_Task details_.
Across the entries below, count the lines in which the word "seaweed" occurs. Reply with the count alone.

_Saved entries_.
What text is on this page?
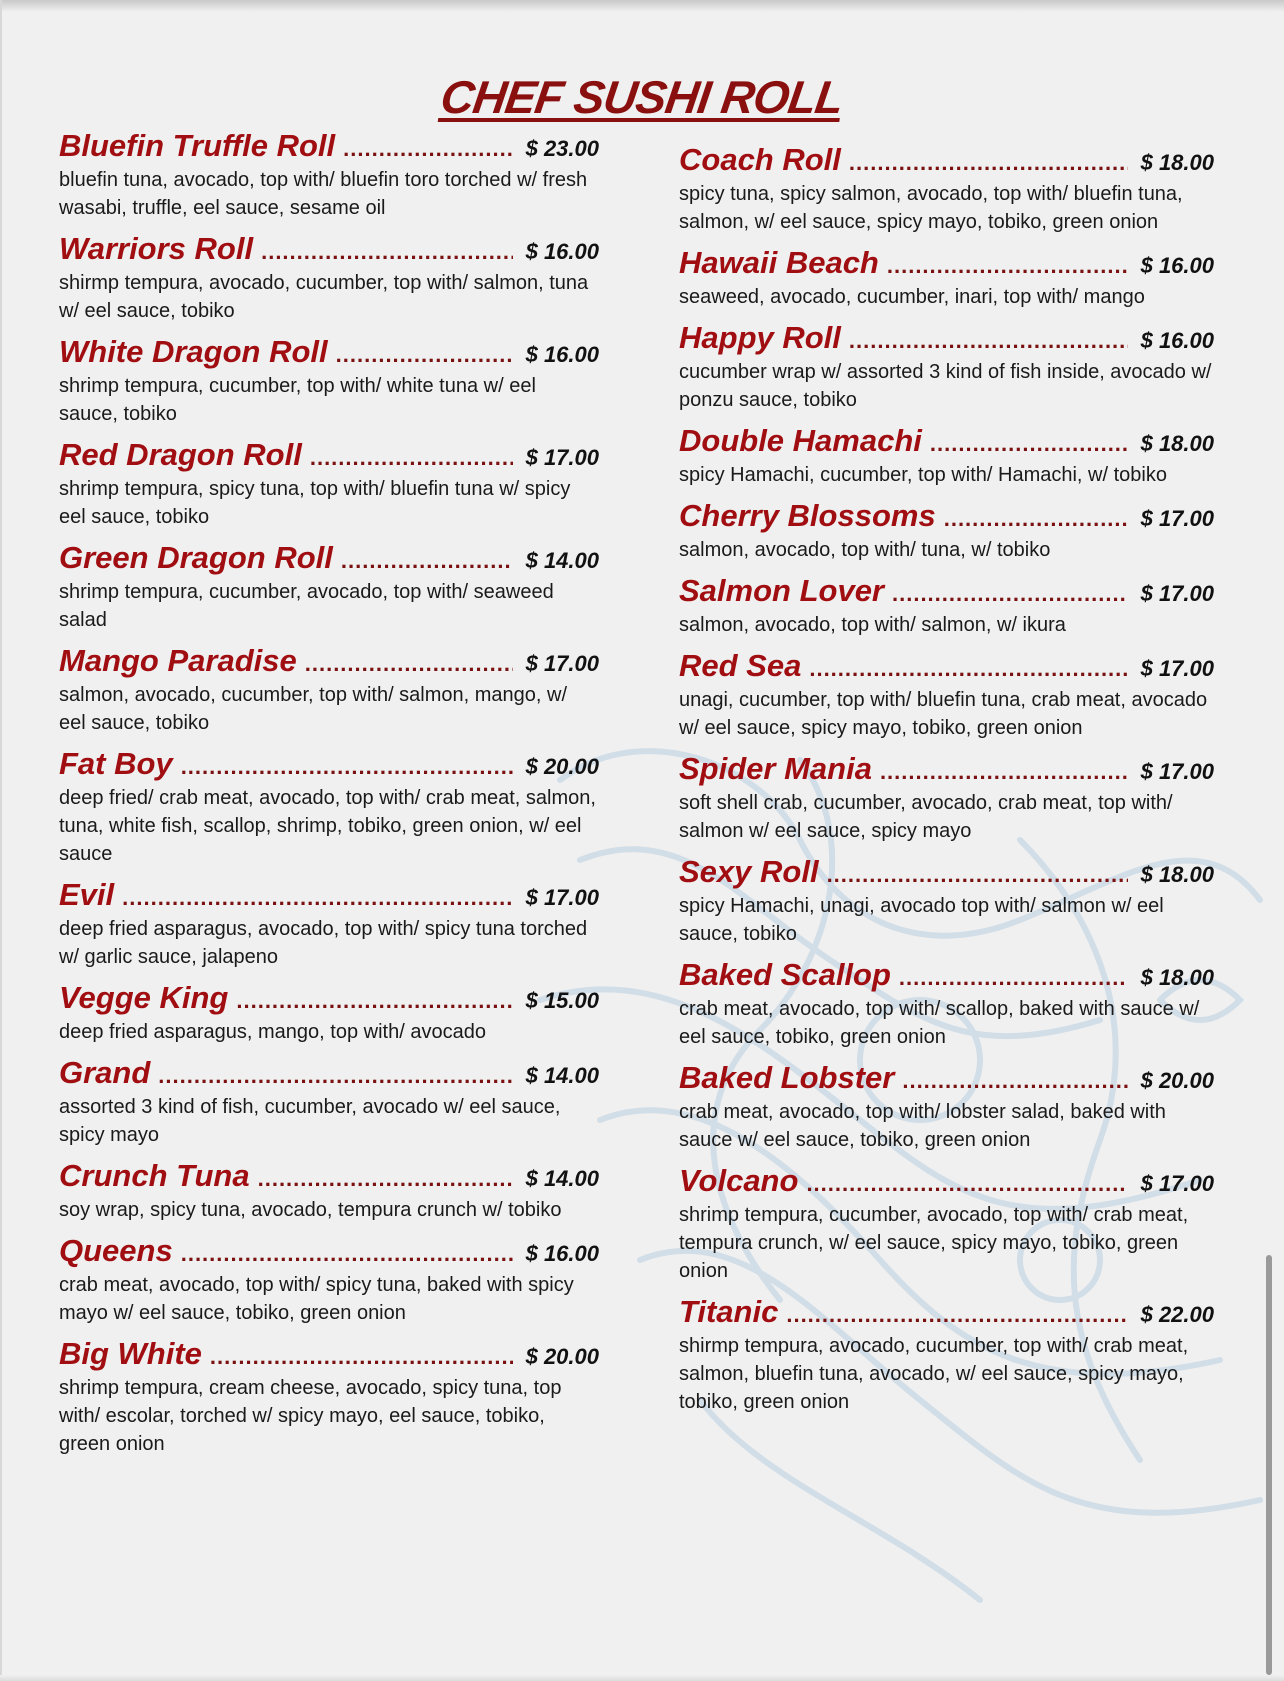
CHEF SUSHI ROLL
Bluefin Truffle Roll .....	$ 23.00
bluefin tuna, avocado, top with/ bluefin toro torched w/ fresh wasabi, truffle, eel sauce, sesame oil
Warriors Roll .....	$ 16.00
shirmp tempura, avocado, cucumber, top with/ salmon, tuna w/ eel sauce, tobiko
White Dragon Roll .....	$ 16.00
shrimp tempura, cucumber, top with/ white tuna w/ eel sauce, tobiko
Red Dragon Roll .....	$ 17.00
shrimp tempura, spicy tuna, top with/ bluefin tuna w/ spicy eel sauce, tobiko
Green Dragon Roll .....	$ 14.00
shrimp tempura, cucumber, avocado, top with/ seaweed salad
Mango Paradise .....	$ 17.00
salmon, avocado, cucumber, top with/ salmon, mango, w/ eel sauce, tobiko
Fat Boy .....	$ 20.00
deep fried/ crab meat, avocado, top with/ crab meat, salmon, tuna, white fish, scallop, shrimp, tobiko, green onion, w/ eel sauce
Evil .....	$ 17.00
deep fried asparagus, avocado, top with/ spicy tuna torched w/ garlic sauce, jalapeno
Vegge King .....	$ 15.00
deep fried asparagus, mango, top with/ avocado
Grand .....	$ 14.00
assorted 3 kind of fish, cucumber, avocado w/ eel sauce, spicy mayo
Crunch Tuna .....	$ 14.00
soy wrap, spicy tuna, avocado, tempura crunch w/ tobiko
Queens .....	$ 16.00
crab meat, avocado, top with/ spicy tuna, baked with spicy mayo w/ eel sauce, tobiko, green onion
Big White .....	$ 20.00
shrimp tempura, cream cheese, avocado, spicy tuna, top with/ escolar, torched w/ spicy mayo, eel sauce, tobiko, green onion
Coach Roll .....	$ 18.00
spicy tuna, spicy salmon, avocado, top with/ bluefin tuna, salmon, w/ eel sauce, spicy mayo, tobiko, green onion
Hawaii Beach .....	$ 16.00
seaweed, avocado, cucumber, inari, top with/ mango
Happy Roll .....	$ 16.00
cucumber wrap w/ assorted 3 kind of fish inside, avocado w/ ponzu sauce, tobiko
Double Hamachi .....	$ 18.00
spicy Hamachi, cucumber, top with/ Hamachi, w/ tobiko
Cherry Blossoms .....	$ 17.00
salmon, avocado, top with/ tuna, w/ tobiko
Salmon Lover .....	$ 17.00
salmon, avocado, top with/ salmon, w/ ikura
Red Sea .....	$ 17.00
unagi, cucumber, top with/ bluefin tuna, crab meat, avocado w/ eel sauce, spicy mayo, tobiko, green onion
Spider Mania .....	$ 17.00
soft shell crab, cucumber, avocado, crab meat, top with/ salmon w/ eel sauce, spicy mayo
Sexy Roll .....	$ 18.00
spicy Hamachi, unagi, avocado top with/ salmon w/ eel sauce, tobiko
Baked Scallop .....	$ 18.00
crab meat, avocado, top with/ scallop, baked with sauce w/ eel sauce, tobiko, green onion
Baked Lobster .....	$ 20.00
crab meat, avocado, top with/ lobster salad, baked with sauce w/ eel sauce, tobiko, green onion
Volcano .....	$ 17.00
shrimp tempura, cucumber, avocado, top with/ crab meat, tempura crunch, w/ eel sauce, spicy mayo, tobiko, green onion
Titanic .....	$ 22.00
shirmp tempura, avocado, cucumber, top with/ crab meat, salmon, bluefin tuna, avocado, w/ eel sauce, spicy mayo, tobiko, green onion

_Response to the task_.
2